## begin Record set

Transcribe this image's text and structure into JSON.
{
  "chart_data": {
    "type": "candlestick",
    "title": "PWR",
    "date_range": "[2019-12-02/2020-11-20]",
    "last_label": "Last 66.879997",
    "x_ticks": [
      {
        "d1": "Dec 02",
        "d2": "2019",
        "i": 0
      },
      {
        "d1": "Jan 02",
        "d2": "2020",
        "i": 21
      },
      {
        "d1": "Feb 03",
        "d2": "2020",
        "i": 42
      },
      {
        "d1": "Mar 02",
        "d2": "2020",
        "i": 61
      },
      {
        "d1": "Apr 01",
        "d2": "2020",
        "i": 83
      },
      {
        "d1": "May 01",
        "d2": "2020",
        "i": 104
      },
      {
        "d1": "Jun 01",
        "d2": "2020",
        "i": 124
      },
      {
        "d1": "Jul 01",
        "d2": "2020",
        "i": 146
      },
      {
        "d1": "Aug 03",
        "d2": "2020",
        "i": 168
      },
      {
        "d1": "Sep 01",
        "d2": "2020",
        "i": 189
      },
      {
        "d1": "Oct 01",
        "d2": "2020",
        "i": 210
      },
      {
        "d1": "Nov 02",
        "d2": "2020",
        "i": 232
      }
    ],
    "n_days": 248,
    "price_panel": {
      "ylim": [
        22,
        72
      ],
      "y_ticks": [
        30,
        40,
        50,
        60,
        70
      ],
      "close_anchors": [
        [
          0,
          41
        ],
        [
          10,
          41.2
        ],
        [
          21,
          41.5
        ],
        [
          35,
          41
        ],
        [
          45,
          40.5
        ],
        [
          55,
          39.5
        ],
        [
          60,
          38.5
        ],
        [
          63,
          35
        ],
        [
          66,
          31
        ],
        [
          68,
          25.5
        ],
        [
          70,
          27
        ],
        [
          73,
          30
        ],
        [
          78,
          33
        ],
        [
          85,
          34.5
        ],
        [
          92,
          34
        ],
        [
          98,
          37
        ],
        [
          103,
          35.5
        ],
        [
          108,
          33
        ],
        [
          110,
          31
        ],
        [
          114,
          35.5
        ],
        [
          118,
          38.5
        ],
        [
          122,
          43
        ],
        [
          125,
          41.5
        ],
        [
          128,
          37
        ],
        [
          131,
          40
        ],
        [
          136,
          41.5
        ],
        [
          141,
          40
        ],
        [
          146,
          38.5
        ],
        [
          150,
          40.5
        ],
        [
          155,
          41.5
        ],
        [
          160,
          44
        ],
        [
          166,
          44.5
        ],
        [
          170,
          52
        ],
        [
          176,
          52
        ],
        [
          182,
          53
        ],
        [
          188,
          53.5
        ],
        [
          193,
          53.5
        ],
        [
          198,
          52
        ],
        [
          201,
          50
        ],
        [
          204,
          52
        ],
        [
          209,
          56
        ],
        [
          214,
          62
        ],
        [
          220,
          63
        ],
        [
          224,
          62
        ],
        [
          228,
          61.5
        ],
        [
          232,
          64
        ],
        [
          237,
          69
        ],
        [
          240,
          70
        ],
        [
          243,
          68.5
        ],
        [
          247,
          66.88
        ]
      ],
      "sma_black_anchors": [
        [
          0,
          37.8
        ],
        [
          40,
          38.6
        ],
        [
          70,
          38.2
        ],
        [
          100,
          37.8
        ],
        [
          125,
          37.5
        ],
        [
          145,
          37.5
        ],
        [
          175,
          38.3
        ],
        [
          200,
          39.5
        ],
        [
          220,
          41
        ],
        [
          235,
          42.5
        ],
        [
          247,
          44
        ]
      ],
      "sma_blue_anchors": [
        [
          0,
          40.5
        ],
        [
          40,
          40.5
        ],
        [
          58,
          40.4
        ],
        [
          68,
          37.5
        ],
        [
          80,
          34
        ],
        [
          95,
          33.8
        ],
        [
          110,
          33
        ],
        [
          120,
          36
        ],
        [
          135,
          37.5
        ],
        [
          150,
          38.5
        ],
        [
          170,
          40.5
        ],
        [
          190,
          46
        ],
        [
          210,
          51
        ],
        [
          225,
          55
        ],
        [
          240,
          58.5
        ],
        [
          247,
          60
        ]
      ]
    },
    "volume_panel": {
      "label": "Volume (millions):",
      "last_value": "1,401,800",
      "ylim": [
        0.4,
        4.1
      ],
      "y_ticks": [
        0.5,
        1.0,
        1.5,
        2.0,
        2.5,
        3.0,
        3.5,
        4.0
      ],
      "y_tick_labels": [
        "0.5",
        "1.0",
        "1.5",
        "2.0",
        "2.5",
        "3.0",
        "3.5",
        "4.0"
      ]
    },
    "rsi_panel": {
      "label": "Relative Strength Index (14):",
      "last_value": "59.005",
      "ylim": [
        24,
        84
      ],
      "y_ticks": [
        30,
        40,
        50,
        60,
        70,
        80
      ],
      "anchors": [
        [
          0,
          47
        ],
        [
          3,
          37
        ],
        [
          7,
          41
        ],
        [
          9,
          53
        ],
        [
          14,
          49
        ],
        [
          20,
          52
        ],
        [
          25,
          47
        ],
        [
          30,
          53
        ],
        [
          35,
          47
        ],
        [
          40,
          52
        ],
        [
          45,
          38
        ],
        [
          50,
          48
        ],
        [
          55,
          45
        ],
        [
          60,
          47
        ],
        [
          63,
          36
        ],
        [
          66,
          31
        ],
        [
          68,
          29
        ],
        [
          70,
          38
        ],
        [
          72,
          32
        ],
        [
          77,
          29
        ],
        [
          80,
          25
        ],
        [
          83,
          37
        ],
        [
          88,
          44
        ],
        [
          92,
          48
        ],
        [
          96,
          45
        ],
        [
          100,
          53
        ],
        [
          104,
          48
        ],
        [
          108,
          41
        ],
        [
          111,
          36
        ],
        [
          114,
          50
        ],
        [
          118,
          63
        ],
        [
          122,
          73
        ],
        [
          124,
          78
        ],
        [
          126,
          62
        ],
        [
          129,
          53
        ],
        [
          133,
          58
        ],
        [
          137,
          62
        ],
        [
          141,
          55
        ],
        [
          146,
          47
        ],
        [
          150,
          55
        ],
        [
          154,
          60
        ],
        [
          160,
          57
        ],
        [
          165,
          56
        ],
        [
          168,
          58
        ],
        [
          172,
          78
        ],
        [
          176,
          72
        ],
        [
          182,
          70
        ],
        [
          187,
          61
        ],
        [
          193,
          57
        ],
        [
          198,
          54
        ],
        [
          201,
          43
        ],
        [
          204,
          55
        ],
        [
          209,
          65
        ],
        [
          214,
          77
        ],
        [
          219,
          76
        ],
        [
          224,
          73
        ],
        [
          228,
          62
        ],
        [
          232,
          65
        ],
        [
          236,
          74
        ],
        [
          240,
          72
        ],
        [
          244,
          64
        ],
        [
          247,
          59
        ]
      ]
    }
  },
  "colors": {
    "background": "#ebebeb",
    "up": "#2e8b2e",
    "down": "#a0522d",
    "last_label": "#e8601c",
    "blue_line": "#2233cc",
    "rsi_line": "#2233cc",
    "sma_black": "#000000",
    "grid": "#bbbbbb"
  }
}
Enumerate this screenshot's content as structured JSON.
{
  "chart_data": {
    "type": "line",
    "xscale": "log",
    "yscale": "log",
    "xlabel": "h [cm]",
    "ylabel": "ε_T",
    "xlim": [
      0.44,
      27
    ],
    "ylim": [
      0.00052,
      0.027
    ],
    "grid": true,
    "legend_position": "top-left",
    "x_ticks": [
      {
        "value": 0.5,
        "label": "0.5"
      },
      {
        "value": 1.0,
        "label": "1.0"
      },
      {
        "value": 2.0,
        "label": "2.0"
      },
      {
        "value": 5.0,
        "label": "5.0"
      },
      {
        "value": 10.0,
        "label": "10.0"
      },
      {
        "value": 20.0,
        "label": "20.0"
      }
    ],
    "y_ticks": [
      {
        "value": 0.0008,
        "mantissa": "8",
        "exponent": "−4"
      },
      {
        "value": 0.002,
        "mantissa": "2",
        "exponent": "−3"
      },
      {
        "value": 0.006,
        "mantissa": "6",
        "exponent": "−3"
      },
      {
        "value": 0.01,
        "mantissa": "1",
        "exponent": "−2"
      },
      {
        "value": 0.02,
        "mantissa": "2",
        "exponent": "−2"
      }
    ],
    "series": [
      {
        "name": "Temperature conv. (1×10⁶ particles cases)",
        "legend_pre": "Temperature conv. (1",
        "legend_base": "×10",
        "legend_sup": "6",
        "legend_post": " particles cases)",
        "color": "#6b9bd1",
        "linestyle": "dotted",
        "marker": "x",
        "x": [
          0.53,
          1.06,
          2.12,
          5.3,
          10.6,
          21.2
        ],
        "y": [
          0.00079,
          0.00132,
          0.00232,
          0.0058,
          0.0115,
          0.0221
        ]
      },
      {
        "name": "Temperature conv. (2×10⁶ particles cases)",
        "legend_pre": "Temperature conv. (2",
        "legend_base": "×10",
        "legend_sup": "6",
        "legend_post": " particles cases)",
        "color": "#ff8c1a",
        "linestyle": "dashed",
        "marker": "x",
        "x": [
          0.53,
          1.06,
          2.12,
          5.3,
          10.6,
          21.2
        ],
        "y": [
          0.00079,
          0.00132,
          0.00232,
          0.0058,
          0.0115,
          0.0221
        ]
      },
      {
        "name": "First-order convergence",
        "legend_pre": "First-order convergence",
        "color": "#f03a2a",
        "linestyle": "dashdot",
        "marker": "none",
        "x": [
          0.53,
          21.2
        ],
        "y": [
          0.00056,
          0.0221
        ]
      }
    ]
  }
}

## end Record set

• [Task instructions]
Report each line of the material above where the word "Temperature" appears.

• [Solution for this problem]
        "name": "Temperature conv. (1×10⁶ particles cases)",
        "legend_pre": "Temperature conv. (1",
        "name": "Temperature conv. (2×10⁶ particles cases)",
        "legend_pre": "Temperature conv. (2",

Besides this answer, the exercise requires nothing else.